## INFORMATION PROVIDED
_____

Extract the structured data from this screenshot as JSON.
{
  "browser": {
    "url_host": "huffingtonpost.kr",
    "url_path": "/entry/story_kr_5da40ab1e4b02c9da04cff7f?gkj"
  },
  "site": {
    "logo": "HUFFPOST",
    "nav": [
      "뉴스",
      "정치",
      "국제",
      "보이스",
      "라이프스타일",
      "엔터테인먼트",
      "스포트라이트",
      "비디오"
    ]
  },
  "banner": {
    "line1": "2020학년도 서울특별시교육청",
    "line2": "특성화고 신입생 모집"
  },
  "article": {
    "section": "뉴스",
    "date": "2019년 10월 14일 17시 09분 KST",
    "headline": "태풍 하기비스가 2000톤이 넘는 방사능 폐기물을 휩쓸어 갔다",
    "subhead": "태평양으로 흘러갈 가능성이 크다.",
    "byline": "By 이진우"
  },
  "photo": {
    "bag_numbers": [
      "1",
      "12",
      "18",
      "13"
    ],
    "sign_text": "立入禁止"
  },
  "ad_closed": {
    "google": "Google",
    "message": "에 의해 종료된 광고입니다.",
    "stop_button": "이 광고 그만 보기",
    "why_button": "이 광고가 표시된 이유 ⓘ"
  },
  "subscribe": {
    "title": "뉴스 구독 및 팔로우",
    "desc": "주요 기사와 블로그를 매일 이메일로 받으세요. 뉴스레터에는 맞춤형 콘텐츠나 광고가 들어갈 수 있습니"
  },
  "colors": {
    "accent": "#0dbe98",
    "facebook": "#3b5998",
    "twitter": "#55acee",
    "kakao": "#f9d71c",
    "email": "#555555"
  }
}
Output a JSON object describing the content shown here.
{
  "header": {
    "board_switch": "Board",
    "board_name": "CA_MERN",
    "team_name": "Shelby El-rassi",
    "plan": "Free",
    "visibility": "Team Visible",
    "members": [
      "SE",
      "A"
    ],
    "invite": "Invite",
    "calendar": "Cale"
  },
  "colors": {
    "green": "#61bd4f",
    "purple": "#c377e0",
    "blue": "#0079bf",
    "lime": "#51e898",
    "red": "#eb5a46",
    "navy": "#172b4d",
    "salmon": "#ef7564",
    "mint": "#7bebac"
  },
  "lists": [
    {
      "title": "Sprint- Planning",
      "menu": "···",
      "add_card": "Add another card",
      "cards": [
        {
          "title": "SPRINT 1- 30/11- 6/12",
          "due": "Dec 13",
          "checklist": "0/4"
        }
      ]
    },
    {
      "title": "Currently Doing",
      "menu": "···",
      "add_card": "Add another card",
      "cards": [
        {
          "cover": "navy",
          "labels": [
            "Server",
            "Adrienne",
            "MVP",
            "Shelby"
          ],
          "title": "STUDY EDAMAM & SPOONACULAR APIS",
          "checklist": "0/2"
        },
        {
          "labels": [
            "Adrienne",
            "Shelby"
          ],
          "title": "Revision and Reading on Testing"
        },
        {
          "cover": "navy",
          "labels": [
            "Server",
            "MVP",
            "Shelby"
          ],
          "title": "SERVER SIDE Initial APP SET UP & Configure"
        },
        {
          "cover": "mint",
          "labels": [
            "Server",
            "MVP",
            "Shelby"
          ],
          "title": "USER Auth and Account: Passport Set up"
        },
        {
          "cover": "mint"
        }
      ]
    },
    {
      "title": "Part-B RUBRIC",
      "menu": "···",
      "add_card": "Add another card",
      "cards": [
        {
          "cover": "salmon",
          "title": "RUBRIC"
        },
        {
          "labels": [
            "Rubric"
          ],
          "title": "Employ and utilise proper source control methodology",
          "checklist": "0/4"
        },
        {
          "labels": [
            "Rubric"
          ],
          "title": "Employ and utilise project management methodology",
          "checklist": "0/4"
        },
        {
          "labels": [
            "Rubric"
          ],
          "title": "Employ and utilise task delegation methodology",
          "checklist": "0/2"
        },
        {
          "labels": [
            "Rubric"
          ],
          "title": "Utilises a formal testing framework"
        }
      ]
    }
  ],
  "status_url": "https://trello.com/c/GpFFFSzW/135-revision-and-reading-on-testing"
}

_____

## REQUIREMENTS
Identify every line above with the string "Employ" in it. Copy those lines.

## TASK RESPONSE
          "title": "Employ and utilise proper source control methodology",
          "title": "Employ and utilise project management methodology",
          "title": "Employ and utilise task delegation methodology",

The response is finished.